[start]
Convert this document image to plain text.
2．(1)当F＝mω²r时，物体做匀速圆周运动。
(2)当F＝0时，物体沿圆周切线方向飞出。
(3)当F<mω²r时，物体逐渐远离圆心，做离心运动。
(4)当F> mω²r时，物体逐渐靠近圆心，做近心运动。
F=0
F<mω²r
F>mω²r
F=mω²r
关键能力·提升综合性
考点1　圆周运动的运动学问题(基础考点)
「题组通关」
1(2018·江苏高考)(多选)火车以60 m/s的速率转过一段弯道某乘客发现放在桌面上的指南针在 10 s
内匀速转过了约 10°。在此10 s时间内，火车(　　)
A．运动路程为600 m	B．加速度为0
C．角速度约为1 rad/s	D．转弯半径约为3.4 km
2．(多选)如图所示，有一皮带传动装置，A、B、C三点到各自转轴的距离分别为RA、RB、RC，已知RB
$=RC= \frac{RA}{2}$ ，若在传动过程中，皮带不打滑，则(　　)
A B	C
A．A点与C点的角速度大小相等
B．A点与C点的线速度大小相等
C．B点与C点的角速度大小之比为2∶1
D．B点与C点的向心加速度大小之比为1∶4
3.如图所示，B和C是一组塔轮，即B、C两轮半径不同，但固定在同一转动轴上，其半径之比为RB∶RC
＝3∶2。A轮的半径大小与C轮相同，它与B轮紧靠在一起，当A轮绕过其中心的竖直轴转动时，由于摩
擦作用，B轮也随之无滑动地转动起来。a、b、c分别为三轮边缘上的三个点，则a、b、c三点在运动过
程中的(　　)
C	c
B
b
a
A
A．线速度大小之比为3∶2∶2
[end]
TO DO. Above are the records; copy all of them exactly.

THE OUTPUT.
Convert this document image to plain text.
2．(1)当F＝mω²r时，物体做匀速圆周运动。
(2)当F＝0时，物体沿圆周切线方向飞出。
(3)当F<mω²r时，物体逐渐远离圆心，做离心运动。
(4)当F> mω²r时，物体逐渐靠近圆心，做近心运动。
F=0
F<mω²r
F>mω²r
F=mω²r
关键能力·提升综合性
考点1　圆周运动的运动学问题(基础考点)
「题组通关」
1(2018·江苏高考)(多选)火车以60 m/s的速率转过一段弯道某乘客发现放在桌面上的指南针在 10 s
内匀速转过了约 10°。在此10 s时间内，火车(　　)
A．运动路程为600 m	B．加速度为0
C．角速度约为1 rad/s	D．转弯半径约为3.4 km
2．(多选)如图所示，有一皮带传动装置，A、B、C三点到各自转轴的距离分别为RA、RB、RC，已知RB
$=RC= \frac{RA}{2}$ ，若在传动过程中，皮带不打滑，则(　　)
A B	C
A．A点与C点的角速度大小相等
B．A点与C点的线速度大小相等
C．B点与C点的角速度大小之比为2∶1
D．B点与C点的向心加速度大小之比为1∶4
3.如图所示，B和C是一组塔轮，即B、C两轮半径不同，但固定在同一转动轴上，其半径之比为RB∶RC
＝3∶2。A轮的半径大小与C轮相同，它与B轮紧靠在一起，当A轮绕过其中心的竖直轴转动时，由于摩
擦作用，B轮也随之无滑动地转动起来。a、b、c分别为三轮边缘上的三个点，则a、b、c三点在运动过
程中的(　　)
C	c
B
b
a
A
A．线速度大小之比为3∶2∶2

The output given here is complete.